Find all lines in the records that include the word "data", and copy them out.

== == ==

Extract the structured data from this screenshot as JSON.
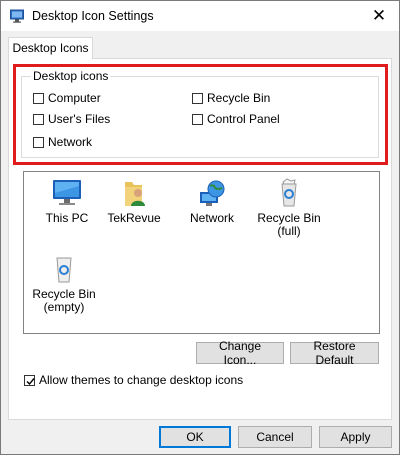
{
  "window": {
    "title": "Desktop Icon Settings",
    "close_glyph": "✕"
  },
  "tabs": [
    {
      "label": "Desktop Icons",
      "active": true
    }
  ],
  "desktop_icons_group": {
    "label": "Desktop icons",
    "highlight_color": "#e11b1b",
    "checkboxes": [
      {
        "label": "Computer",
        "checked": false
      },
      {
        "label": "Recycle Bin",
        "checked": false
      },
      {
        "label": "User's Files",
        "checked": false
      },
      {
        "label": "Control Panel",
        "checked": false
      },
      {
        "label": "Network",
        "checked": false
      }
    ]
  },
  "icon_list": [
    {
      "label": "This PC",
      "icon": "monitor-icon"
    },
    {
      "label": "TekRevue",
      "icon": "user-folder-icon"
    },
    {
      "label": "Network",
      "icon": "network-globe-icon"
    },
    {
      "label": "Recycle Bin\n(full)",
      "icon": "recycle-bin-full-icon"
    },
    {
      "label": "Recycle Bin\n(empty)",
      "icon": "recycle-bin-empty-icon"
    }
  ],
  "icon_buttons": {
    "change_icon": "Change Icon...",
    "restore_default": "Restore Default"
  },
  "allow_themes": {
    "label": "Allow themes to change desktop icons",
    "checked": true
  },
  "dialog_buttons": {
    "ok": "OK",
    "cancel": "Cancel",
    "apply": "Apply"
  },
  "colors": {
    "accent": "#0078d7",
    "highlight": "#e11b1b"
  }
}
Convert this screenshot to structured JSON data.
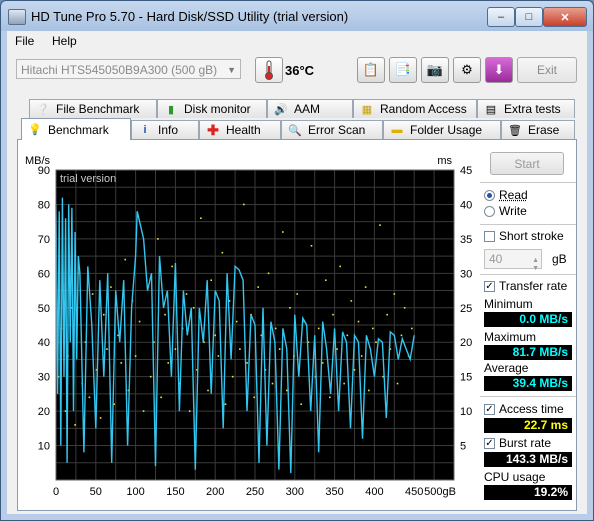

== == ==

> **Solution to the exercise**:
Extract the structured data from this screenshot as JSON.
Convert this screenshot to structured JSON data.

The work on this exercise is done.